• [DIRECTION]
Sift the listing for lines that hold the string "органов" and pull them out.

* Begin PROVIDED RECORDS *

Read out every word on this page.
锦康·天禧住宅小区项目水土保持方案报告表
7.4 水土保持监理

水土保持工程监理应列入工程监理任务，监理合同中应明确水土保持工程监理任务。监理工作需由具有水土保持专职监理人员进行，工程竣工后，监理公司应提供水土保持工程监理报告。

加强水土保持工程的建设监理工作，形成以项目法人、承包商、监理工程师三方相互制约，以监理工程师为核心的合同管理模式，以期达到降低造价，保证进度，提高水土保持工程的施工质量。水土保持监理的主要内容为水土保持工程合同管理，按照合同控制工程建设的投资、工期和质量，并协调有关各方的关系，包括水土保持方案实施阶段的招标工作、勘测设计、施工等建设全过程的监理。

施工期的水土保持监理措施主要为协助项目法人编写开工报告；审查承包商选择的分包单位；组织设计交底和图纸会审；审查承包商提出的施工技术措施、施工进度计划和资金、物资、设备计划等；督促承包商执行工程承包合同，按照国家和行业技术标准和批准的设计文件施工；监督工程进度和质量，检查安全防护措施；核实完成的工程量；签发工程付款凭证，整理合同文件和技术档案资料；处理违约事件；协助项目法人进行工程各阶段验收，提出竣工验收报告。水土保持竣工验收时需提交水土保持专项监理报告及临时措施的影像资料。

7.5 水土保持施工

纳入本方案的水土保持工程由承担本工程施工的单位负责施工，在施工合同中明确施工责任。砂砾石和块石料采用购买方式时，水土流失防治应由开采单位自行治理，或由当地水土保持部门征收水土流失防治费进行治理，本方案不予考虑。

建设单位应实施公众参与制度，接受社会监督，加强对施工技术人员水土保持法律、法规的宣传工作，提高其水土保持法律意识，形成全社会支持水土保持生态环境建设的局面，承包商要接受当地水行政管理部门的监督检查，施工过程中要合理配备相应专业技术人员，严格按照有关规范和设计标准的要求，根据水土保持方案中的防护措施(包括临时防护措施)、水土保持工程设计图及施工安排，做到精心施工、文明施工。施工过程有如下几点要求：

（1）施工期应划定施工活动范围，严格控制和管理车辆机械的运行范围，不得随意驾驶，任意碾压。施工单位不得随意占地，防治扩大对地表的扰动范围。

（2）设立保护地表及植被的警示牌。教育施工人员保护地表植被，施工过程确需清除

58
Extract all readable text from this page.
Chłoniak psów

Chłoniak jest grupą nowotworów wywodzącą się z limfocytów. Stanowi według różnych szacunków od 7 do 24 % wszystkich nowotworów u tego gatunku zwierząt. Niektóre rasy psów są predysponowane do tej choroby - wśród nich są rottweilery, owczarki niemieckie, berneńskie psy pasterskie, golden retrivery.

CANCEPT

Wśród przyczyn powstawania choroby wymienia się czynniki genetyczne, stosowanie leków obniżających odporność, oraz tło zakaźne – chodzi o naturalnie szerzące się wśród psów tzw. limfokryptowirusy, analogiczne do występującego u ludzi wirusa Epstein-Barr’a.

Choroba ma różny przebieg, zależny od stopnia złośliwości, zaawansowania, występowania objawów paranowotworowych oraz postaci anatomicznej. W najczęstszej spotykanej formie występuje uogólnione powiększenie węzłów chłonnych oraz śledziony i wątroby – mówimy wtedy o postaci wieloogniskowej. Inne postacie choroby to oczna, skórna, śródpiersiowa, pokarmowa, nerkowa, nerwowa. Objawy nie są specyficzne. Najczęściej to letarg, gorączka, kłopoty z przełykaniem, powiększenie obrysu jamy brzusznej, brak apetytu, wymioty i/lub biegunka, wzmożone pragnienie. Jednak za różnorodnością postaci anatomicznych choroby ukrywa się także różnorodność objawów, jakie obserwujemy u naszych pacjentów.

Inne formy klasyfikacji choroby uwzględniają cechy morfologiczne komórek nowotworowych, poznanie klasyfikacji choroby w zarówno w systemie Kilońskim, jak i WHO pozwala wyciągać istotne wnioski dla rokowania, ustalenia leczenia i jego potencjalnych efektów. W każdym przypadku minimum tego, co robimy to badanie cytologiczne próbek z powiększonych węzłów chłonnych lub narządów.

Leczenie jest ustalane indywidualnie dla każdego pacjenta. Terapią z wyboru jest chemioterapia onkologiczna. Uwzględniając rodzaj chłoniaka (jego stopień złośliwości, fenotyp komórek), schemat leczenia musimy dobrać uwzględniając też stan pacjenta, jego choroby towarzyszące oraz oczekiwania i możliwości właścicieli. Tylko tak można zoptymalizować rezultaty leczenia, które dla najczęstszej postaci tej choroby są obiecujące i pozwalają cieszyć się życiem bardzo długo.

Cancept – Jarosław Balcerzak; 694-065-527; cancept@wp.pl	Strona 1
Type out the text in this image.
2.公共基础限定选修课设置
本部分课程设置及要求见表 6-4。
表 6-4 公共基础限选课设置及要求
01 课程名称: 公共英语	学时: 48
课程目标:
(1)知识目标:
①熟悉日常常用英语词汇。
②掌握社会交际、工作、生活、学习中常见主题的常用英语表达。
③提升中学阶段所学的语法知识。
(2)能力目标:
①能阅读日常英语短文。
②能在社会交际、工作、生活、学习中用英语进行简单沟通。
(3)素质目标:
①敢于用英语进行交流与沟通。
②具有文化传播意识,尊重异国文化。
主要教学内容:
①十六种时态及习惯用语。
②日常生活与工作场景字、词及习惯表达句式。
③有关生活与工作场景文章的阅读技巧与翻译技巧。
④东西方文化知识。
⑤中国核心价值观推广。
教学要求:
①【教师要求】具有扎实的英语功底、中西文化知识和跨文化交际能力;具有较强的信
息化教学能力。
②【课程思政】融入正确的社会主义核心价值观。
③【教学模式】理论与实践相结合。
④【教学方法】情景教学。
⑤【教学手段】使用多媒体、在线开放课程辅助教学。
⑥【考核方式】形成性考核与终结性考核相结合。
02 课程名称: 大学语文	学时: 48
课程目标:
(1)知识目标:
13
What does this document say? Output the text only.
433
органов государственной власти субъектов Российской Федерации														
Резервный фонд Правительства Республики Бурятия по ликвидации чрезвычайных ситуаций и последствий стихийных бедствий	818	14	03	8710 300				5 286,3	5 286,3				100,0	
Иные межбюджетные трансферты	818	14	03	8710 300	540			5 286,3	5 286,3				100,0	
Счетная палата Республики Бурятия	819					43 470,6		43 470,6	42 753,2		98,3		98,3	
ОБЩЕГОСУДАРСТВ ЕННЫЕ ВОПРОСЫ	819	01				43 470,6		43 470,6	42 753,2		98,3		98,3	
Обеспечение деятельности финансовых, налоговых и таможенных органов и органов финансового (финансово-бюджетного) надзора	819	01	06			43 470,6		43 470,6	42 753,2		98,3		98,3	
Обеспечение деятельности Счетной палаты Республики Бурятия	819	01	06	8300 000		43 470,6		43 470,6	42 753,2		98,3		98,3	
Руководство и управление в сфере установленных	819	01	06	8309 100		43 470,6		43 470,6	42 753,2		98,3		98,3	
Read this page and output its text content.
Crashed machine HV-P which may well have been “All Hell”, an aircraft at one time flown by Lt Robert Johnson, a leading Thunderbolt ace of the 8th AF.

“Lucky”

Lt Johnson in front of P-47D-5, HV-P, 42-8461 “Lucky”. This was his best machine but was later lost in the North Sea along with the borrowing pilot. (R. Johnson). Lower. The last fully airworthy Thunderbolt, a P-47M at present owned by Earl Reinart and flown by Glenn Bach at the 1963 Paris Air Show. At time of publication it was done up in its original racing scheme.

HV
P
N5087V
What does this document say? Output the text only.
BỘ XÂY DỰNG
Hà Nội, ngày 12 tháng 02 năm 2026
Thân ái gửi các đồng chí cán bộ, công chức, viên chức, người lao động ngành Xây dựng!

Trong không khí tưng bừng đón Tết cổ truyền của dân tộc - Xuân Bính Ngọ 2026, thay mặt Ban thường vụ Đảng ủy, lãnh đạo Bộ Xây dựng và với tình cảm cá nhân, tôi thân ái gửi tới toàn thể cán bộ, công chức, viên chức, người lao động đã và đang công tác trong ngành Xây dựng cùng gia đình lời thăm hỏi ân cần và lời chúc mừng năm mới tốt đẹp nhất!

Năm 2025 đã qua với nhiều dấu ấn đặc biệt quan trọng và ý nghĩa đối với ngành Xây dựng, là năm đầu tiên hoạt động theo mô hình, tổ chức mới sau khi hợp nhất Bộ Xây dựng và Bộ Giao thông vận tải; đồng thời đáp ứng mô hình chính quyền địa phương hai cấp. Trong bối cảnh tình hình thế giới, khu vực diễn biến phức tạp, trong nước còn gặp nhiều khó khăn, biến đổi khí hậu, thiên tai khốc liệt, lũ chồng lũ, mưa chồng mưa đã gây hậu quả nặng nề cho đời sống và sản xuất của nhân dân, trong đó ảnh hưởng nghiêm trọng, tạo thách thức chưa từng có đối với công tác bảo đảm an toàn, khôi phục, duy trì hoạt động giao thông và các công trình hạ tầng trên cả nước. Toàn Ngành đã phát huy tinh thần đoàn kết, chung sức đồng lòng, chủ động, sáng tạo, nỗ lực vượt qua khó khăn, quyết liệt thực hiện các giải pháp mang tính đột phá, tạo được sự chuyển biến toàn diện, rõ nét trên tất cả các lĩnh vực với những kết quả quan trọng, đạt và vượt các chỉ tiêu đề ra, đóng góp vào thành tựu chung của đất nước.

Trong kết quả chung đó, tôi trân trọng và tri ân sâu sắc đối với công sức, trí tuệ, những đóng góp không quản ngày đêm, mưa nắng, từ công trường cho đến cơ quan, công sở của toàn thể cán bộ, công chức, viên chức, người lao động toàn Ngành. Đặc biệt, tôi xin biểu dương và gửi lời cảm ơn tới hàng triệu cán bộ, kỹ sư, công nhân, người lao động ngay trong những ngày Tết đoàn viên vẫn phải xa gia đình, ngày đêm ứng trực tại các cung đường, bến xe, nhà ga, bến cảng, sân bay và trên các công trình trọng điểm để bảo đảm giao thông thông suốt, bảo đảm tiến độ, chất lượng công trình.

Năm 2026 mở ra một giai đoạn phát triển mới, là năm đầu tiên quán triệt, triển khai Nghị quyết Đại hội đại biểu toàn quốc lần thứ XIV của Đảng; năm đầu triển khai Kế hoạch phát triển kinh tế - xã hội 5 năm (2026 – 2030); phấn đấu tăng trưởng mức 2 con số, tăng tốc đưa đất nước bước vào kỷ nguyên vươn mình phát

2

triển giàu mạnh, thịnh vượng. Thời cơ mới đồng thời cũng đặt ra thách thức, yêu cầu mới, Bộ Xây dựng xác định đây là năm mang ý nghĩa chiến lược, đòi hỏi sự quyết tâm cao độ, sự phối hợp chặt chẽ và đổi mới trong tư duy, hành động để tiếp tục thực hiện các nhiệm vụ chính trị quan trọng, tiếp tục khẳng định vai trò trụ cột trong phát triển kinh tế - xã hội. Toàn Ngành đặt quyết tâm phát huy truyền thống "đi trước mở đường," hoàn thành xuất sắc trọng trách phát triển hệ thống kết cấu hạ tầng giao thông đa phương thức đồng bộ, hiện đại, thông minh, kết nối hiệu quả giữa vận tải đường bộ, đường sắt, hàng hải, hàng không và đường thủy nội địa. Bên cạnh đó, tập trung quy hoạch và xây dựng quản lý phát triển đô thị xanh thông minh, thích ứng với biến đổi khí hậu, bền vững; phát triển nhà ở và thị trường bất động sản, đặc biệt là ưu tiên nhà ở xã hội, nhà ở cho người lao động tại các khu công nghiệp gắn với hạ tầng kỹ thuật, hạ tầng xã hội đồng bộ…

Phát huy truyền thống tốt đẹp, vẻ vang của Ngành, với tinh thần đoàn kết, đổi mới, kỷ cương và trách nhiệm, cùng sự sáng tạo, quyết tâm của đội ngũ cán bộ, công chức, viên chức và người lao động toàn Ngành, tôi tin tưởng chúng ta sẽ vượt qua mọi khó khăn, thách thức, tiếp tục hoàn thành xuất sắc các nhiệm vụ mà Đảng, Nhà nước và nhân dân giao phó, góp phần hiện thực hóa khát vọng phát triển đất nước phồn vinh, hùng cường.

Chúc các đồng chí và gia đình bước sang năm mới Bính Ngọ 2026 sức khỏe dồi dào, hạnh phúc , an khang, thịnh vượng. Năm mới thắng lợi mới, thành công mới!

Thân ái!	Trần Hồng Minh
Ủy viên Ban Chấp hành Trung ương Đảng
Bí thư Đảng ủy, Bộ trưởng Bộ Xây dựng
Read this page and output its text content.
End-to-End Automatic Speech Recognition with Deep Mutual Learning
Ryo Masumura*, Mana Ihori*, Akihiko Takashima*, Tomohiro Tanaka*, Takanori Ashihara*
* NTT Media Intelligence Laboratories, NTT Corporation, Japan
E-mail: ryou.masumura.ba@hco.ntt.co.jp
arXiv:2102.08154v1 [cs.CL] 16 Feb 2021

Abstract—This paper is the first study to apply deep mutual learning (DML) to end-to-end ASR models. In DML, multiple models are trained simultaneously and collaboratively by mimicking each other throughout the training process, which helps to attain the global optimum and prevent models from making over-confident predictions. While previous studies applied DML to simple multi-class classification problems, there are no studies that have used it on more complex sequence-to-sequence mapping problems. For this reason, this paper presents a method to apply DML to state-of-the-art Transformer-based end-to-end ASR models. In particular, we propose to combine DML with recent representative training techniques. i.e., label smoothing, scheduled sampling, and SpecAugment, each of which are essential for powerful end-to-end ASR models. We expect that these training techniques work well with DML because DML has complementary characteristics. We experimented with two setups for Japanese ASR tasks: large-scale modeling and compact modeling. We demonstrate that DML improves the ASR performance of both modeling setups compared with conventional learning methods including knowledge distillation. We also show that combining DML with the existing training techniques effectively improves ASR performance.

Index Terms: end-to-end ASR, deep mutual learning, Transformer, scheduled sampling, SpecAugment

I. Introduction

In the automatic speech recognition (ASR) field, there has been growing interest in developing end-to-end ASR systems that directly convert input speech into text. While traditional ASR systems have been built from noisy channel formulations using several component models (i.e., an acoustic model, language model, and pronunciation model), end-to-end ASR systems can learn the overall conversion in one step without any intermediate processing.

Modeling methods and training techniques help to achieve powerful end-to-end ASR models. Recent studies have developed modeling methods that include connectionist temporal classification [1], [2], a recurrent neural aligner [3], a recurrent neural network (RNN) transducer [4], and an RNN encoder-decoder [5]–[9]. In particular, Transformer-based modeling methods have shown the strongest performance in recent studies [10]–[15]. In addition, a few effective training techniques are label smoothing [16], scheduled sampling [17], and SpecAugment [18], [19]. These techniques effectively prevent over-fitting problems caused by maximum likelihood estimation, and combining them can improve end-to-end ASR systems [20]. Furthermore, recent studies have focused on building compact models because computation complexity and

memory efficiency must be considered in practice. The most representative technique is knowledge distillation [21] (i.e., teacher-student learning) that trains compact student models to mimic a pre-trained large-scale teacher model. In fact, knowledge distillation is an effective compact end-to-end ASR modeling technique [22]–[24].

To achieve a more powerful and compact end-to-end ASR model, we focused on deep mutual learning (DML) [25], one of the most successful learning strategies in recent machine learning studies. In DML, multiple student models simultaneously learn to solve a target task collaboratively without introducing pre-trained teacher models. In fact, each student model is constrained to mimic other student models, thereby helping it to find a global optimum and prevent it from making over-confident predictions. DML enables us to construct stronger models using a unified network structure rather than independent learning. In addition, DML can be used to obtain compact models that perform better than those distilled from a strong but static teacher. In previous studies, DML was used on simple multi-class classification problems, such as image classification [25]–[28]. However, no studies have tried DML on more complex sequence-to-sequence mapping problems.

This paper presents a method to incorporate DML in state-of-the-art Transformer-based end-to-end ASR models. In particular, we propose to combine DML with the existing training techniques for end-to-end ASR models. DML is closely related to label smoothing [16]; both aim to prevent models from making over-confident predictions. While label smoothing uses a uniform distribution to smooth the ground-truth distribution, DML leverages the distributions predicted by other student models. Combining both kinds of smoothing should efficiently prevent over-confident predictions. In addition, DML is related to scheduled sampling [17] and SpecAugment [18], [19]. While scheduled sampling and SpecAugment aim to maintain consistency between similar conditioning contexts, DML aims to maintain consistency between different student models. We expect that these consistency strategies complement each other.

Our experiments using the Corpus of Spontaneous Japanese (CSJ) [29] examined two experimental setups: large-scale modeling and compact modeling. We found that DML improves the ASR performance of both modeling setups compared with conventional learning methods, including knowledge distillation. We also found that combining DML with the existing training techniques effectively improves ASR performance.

* End PROVIDED RECORDS *

• [REPLY]
органов государственной власти субъектов Российской Федерации														
Обеспечение деятельности финансовых, налоговых и таможенных органов и органов финансового (финансово-бюджетного) надзора	819	01	06			43 470,6		43 470,6	42 753,2		98,3		98,3	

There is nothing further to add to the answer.